• _Selected text_
Black oppression has no gender, since we live in a patriarchal society we give these movements male attributes to provide a sense of self-identification. When we uphold the masculine constructs and refuse to allow women prominent roles and visibility within the canon we don't allow black women to be viewed in a conterminous way with black men. When we allow this shifting in our paradigms we begin to excavate the very notions that we uphold of what a black woman’s role is. So when we look at our women we must not just limit them to being trophy pieces, instead when must vociferously assert their intelligence, strength , and leadership into the forefront of these movements that we allow to ignore them. This is why loving and respecting black women in public is so important because once we silence our voices to the masses we allow women to become complicit to patriarchy.

 

We must be conscious of the esthetic apartheid that black women and girls have to experience throughout their lives. When you don’t see yourself in a positive light on television, on the radio, within print ads, on runways, and in equal numbers within high places of power you begin to see your self as less moral, intelligent, and beautiful. The dearth of representation in these key areas can have even the strongest woman questioning her own worth. We teach black women to be strong in the face of adversity and oppression, but in most instances we don’t put in that effort to show that they matter for who they are. We can’t critique women who follow a path to find existential acceptance in a form that is appeasing to the standard thinking of man, which in turn may drown out her own values. Who’s really willing to stand up and say, “Black women you matter!” It’s not enough to love black women privately, but it is are moral virtue to stand up in the face of the opposition that shuns them.

 

When we think about the SCLC and SNCC and we don’t talk about the influence and leadership from Ella Baker, we aren’t being honest. We can’t talk about the anti-lynching movement without acknowledging the leadership of Ida B Wells-Barnett. Nannie Helen Burroughs, Mary Church Terrell, Jo Ann Robinson, and many others that gave testimony and put in the work to provide the freedoms that we enjoy, but they somehow go unnoticed when we speak of great Black American figures. It is a mendacious act to ignore the contributions of women that have fought for us while we enjoy the fecundity of fruits that have bestowed for us. While it’s important to shine light on Rosa Parks, it’s very dishonest to coin her as the mother of the freedom movement because it may come off as benevolent, but in reality, it adjudicates and excavates those who fought for our freedom previously, while her contributions are worthy of cogitation and praise, it promotes this notion of black female exceptionalism, instead of showing how ubiquitous black female achievement is. Her act of civil disobedience was exceptional, it does however erase the same act that was done previously by Claudette Colvin, while also shaping the minds as if other women didn’t do extraordinary things for black movements. This however is the result of black men refusing to step down or to the side of their bully pulpits to make room for their female counterparts.

• _Rows contained in a dataset_
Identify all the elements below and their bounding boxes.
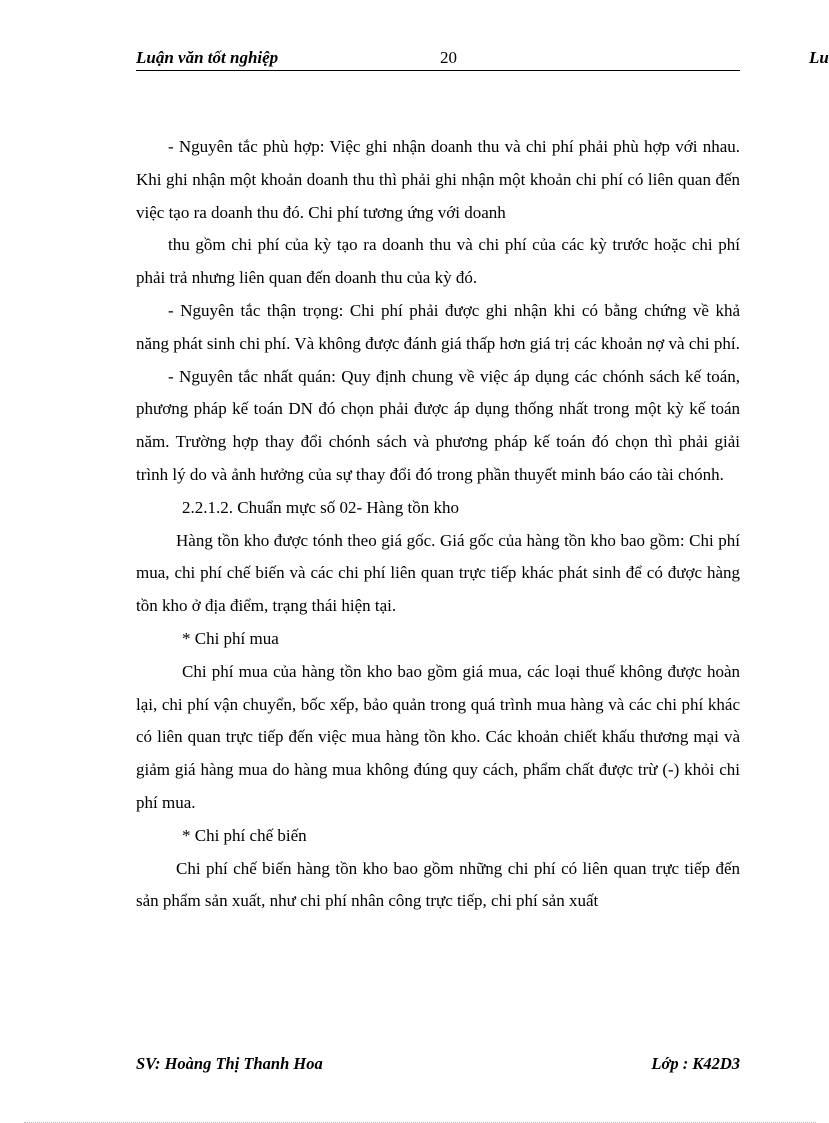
page-header	[136, 48, 829, 71]
paragraph-processing-cost: Chi phí chế biến hàng tồn kho bao gồm những chi phí có liên quan trực tiếp đến sản phẩm sản xuất, như chi phí nhân công trực tiếp, chi phí sản xuất	[136, 858, 740, 911]
class-code: Lớp : K42D3	[651, 1054, 740, 1073]
page-number: 20	[440, 48, 457, 67]
page-footer	[136, 1054, 740, 1076]
paragraph-inventory-cost: Hàng tồn kho được tónh theo giá gốc. Giá gốc của hàng tồn kho bao gồm: Chi phí mua, chi phí chế biến và các chi phí liên quan trực tiếp khác phát sinh để có được hàng tồn kho ở địa điểm, trạng thái hiện tại.	[136, 530, 740, 616]
subheading-purchase-cost: * Chi phí mua	[182, 628, 279, 648]
paragraph-matching-continued: thu gồm chi phí của kỳ tạo ra doanh thu và chi phí của các kỳ trước hoặc chi phí phải trả nhưng liên quan đến doanh thu của kỳ đó.	[136, 235, 740, 288]
page-body	[136, 131, 740, 918]
student-name: SV: Hoàng Thị Thanh Hoa	[136, 1054, 323, 1073]
section-heading-inventory-standard: 2.2.1.2. Chuẩn mực số 02- Hàng tồn kho	[182, 497, 459, 517]
paragraph-matching-principle: - Nguyên tắc phù hợp: Việc ghi nhận doanh thu và chi phí phải phù hợp với nhau. Khi ghi nhận một khoản doanh thu thì phải ghi nhận một khoản chi phí có liên quan đến việc tạo ra doanh thu đó. Chi phí tương ứng với doanh	[136, 137, 740, 222]
thesis-title: Luận văn tốt nghiệp	[136, 48, 279, 67]
subheading-processing-cost: * Chi phí chế biến	[182, 825, 307, 845]
paragraph-purchase-cost: Chi phí mua của hàng tồn kho bao gồm giá mua, các loại thuế không được hoàn lại, chi phí vận chuyển, bốc xếp, bảo quản trong quá trình mua hàng và các chi phí khác có liên quan trực tiếp đến việc mua hàng tồn kho. Các khoản chiết khấu thương mại và giảm giá hàng mua do hàng mua không đúng quy cách, phẩm chất được trừ (-) khỏi chi phí mua.	[136, 661, 740, 812]
header-edge-text: Lu	[809, 48, 829, 67]
paragraph-prudence-principle: - Nguyên tắc thận trọng: Chi phí phải được ghi nhận khi có bằng chứng về khả năng phát sinh chi phí. Và không được đánh giá thấp hơn giá trị các khoản nợ và chi phí.	[136, 300, 740, 353]
paragraph-consistency-principle: - Nguyên tắc nhất quán: Quy định chung về việc áp dụng các chónh sách kế toán, phương pháp kế toán DN đó chọn phải được áp dụng thống nhất trong một kỳ kế toán năm. Trường hợp thay đổi chónh sách và phương pháp kế toán đó chọn thì phải giải trình lý do và ảnh hưởng của sự thay đổi đó trong phần thuyết minh báo cáo tài chónh.	[136, 366, 740, 484]
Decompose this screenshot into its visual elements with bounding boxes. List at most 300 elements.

• _Work to be completed_
Please name the person whose leadership the passage on Black women in freedom movements says must be acknowledged when discussing the anti-lynching movement.

• _Exercise response_
Ida B Wells-Barnett